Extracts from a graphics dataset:
————

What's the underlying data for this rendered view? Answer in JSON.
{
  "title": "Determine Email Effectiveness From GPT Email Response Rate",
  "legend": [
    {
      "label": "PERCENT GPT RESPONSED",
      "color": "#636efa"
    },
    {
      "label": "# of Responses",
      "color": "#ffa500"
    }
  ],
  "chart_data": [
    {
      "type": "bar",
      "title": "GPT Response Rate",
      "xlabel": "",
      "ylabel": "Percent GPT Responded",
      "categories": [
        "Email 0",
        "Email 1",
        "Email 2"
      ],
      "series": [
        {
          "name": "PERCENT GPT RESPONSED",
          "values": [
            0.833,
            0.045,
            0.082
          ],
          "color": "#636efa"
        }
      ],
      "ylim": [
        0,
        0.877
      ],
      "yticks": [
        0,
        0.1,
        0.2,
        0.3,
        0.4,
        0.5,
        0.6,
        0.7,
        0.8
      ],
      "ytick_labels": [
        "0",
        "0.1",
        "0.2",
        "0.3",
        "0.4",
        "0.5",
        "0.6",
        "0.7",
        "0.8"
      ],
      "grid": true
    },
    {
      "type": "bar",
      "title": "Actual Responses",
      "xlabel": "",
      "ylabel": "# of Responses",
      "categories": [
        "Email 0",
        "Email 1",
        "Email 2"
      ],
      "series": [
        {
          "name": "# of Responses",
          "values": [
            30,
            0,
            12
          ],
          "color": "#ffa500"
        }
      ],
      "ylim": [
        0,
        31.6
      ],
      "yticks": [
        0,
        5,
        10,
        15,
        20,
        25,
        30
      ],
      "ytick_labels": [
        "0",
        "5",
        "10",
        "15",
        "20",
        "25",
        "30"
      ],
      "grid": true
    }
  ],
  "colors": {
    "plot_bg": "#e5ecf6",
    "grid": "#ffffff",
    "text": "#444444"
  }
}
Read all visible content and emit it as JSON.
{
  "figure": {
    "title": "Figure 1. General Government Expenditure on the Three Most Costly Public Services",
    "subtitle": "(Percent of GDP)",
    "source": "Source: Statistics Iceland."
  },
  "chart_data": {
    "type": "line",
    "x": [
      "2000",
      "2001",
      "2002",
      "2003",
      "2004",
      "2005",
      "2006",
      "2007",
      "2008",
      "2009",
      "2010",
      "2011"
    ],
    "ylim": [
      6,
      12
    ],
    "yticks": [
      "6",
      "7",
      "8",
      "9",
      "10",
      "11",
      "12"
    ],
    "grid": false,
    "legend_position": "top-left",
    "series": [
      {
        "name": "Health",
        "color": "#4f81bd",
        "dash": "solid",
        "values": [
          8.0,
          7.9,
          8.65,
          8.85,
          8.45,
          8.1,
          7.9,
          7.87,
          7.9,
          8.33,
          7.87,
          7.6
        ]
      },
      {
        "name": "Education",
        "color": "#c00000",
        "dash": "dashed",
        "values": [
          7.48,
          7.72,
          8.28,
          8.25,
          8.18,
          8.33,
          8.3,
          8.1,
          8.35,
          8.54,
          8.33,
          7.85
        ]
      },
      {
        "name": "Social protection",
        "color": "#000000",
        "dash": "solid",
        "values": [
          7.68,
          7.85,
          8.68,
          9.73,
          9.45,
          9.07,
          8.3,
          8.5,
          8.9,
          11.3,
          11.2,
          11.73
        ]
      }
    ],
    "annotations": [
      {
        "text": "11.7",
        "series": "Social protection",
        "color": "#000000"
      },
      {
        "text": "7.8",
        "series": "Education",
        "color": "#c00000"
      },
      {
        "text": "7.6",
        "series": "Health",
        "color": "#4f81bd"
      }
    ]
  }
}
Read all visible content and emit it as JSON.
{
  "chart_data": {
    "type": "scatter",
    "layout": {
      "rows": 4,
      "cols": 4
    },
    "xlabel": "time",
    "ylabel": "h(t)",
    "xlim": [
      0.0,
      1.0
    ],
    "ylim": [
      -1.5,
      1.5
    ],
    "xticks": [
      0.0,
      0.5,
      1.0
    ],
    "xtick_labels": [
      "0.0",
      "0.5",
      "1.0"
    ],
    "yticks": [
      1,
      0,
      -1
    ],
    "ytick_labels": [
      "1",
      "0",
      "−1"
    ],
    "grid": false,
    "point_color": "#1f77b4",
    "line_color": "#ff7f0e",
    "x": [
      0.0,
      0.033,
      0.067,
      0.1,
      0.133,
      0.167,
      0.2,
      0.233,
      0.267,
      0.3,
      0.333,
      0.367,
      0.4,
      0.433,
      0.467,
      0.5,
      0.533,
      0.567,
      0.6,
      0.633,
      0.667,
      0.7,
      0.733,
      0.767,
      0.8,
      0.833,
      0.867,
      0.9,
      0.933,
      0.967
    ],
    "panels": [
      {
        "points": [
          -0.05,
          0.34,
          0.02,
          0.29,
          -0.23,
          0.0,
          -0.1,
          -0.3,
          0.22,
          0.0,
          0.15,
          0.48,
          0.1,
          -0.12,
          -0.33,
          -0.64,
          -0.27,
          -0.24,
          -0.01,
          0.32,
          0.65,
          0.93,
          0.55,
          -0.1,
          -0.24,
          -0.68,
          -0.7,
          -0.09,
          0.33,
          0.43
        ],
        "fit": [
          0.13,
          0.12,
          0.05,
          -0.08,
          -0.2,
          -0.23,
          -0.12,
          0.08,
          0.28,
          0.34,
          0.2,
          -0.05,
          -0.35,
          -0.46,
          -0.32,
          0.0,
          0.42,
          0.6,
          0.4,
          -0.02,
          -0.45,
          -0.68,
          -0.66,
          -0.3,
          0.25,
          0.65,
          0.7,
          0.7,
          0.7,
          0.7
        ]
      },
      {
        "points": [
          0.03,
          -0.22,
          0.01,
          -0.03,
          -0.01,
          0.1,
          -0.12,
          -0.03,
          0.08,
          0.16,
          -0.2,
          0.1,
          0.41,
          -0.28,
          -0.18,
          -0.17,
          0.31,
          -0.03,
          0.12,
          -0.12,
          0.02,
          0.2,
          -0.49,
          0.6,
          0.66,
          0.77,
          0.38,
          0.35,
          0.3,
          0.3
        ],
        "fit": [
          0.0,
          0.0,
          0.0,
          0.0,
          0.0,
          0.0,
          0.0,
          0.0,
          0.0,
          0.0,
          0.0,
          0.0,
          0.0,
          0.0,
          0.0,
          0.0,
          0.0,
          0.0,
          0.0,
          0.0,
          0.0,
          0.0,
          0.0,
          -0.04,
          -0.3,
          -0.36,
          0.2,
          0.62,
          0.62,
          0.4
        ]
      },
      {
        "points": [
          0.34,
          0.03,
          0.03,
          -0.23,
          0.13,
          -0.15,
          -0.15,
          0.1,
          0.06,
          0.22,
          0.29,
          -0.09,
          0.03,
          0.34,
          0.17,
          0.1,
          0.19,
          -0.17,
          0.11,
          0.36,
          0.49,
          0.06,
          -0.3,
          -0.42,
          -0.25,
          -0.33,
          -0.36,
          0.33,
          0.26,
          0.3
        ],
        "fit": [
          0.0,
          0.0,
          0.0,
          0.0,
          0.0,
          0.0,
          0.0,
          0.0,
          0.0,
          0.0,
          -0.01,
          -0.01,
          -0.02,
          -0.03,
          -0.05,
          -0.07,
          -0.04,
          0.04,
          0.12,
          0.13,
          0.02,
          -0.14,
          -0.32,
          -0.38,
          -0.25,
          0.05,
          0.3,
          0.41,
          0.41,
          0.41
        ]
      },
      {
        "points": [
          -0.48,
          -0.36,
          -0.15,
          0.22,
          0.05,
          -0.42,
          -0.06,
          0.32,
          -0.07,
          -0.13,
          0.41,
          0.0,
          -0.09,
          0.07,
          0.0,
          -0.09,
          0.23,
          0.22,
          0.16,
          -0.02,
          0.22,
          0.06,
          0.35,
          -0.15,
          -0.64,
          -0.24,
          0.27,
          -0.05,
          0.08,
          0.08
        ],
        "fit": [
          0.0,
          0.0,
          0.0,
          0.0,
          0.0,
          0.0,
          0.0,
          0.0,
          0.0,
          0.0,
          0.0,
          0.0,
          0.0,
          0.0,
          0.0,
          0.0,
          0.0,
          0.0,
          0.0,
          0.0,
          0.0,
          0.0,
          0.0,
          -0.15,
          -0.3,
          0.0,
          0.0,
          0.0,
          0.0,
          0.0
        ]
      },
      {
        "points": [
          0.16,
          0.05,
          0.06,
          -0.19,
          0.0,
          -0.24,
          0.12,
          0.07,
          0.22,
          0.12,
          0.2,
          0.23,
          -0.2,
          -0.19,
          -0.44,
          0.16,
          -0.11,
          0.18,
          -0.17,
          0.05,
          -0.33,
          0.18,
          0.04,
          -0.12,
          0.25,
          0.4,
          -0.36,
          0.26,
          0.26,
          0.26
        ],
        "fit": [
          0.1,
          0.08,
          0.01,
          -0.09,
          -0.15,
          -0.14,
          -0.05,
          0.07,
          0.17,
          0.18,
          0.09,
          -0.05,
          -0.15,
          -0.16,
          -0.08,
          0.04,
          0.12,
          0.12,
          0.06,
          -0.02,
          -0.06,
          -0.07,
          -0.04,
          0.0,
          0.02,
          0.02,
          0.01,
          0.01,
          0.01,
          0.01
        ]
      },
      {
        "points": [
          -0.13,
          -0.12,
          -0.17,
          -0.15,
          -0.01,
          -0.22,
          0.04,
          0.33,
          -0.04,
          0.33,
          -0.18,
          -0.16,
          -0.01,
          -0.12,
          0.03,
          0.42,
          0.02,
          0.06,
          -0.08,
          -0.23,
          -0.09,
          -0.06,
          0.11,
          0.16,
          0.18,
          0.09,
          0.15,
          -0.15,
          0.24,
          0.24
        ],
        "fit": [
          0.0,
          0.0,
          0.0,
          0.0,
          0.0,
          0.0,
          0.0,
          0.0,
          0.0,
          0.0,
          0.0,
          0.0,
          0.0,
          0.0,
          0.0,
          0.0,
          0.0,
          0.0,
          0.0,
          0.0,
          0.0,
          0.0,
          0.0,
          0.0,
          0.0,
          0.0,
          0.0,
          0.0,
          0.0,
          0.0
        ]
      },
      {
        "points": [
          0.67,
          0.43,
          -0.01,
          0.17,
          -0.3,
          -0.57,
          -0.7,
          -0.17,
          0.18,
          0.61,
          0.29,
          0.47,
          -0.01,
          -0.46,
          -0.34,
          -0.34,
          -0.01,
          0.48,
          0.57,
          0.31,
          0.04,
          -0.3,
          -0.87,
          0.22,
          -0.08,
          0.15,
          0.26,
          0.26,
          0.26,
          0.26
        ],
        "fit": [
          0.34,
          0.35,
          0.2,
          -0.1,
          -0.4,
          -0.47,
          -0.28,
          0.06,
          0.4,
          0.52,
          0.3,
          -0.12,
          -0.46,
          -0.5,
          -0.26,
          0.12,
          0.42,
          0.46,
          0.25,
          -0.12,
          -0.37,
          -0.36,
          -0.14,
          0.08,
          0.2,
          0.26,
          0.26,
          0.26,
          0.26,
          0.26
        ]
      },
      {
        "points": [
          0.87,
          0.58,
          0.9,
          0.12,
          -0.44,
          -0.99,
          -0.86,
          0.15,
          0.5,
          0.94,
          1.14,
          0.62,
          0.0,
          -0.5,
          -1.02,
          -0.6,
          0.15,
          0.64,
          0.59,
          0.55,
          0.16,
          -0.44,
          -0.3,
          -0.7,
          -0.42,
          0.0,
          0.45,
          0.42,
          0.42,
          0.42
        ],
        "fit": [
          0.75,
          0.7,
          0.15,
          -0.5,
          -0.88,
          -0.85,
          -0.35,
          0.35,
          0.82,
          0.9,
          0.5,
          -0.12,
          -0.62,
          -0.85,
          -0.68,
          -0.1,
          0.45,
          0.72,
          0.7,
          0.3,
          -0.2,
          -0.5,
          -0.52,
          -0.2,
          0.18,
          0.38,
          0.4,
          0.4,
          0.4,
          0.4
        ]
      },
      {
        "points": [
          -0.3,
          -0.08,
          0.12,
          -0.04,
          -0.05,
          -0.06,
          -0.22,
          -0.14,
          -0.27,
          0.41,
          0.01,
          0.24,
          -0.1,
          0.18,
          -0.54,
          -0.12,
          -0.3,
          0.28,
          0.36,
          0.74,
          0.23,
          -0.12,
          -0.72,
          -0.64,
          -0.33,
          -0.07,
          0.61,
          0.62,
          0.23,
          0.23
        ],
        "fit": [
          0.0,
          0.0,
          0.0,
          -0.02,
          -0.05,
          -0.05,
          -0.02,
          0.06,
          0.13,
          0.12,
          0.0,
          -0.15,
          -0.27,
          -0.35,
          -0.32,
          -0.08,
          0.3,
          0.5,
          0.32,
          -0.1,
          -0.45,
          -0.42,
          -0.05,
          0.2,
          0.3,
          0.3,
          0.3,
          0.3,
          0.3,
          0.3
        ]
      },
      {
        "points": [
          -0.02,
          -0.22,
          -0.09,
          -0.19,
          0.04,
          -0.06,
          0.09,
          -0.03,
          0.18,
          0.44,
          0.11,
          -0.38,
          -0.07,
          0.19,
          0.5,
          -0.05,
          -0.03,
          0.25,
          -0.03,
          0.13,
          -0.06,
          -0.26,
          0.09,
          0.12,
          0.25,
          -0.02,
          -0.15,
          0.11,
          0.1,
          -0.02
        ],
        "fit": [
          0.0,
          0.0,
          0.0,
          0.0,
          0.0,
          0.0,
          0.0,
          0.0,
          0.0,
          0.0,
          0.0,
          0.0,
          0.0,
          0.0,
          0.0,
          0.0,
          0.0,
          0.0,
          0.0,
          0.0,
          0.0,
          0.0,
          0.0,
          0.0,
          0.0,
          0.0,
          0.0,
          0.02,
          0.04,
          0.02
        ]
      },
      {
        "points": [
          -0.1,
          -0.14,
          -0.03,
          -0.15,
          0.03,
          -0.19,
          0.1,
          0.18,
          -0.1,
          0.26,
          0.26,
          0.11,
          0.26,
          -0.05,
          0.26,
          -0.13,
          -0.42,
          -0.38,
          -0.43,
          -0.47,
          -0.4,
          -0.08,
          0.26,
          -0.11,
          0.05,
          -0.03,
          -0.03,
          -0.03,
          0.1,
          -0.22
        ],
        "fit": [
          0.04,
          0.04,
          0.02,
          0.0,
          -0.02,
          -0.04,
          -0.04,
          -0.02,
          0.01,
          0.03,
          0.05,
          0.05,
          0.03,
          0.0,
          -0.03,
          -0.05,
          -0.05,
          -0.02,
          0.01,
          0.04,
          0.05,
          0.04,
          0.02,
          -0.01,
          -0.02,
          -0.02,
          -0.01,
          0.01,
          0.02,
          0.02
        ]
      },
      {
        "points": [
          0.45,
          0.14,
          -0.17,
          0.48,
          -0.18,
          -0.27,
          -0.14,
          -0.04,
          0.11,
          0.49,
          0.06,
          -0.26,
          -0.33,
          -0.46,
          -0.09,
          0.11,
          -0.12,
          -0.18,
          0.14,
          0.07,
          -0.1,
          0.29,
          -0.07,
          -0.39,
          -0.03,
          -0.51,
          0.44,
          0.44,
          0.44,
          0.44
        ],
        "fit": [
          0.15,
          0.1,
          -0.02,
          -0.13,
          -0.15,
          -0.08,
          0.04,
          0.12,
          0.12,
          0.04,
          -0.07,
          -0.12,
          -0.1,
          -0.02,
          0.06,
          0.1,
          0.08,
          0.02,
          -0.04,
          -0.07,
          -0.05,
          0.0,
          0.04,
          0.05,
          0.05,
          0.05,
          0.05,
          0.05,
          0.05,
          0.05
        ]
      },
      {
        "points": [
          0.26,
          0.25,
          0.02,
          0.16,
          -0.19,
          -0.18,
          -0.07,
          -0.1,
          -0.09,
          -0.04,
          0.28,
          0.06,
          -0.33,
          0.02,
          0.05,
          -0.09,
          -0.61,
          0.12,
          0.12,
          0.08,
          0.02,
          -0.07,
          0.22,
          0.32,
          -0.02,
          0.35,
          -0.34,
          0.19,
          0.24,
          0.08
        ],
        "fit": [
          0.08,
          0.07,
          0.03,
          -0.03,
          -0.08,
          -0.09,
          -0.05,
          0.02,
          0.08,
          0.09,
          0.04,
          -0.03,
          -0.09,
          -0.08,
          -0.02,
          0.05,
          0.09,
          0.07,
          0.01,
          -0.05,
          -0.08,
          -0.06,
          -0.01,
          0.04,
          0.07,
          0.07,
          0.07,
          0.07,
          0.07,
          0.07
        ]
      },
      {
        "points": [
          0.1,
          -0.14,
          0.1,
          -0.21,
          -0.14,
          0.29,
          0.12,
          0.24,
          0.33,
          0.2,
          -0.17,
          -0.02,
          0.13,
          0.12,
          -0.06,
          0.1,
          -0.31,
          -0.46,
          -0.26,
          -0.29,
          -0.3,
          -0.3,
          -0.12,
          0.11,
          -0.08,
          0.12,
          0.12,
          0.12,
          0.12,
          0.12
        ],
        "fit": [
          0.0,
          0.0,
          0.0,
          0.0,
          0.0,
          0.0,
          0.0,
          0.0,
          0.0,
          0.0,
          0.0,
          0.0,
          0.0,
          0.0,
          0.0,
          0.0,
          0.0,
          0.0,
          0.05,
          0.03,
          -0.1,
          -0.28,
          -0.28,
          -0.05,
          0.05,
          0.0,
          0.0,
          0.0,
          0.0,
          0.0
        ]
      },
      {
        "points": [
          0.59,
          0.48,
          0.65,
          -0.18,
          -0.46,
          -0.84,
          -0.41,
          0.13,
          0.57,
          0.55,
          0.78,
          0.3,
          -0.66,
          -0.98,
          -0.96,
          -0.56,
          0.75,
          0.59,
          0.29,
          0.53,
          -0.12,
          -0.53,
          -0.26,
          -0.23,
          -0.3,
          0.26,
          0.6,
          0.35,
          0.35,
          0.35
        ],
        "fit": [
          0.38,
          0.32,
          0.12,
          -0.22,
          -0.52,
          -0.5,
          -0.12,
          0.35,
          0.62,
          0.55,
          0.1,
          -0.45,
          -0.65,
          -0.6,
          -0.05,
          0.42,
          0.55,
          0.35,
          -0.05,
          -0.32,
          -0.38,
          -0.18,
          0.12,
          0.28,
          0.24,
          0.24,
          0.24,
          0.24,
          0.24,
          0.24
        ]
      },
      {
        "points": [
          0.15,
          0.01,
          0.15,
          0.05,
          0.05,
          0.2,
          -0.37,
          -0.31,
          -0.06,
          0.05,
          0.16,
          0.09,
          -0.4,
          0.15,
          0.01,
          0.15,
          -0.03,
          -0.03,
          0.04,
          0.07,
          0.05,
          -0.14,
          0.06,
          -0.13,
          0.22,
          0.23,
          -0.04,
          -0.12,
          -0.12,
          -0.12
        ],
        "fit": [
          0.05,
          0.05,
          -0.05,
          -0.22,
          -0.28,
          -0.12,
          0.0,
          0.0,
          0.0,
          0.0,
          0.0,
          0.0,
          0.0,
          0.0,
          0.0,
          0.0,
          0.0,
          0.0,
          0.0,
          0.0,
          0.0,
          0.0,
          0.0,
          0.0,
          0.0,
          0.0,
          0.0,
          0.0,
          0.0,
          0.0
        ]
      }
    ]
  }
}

————

### PROBLEM DESCRIPTION:
Copy all lines of the material above where the string "RESPONSED" occurs.

### ANSWER FOR THE TASK:
      "label": "PERCENT GPT RESPONSED",
          "name": "PERCENT GPT RESPONSED",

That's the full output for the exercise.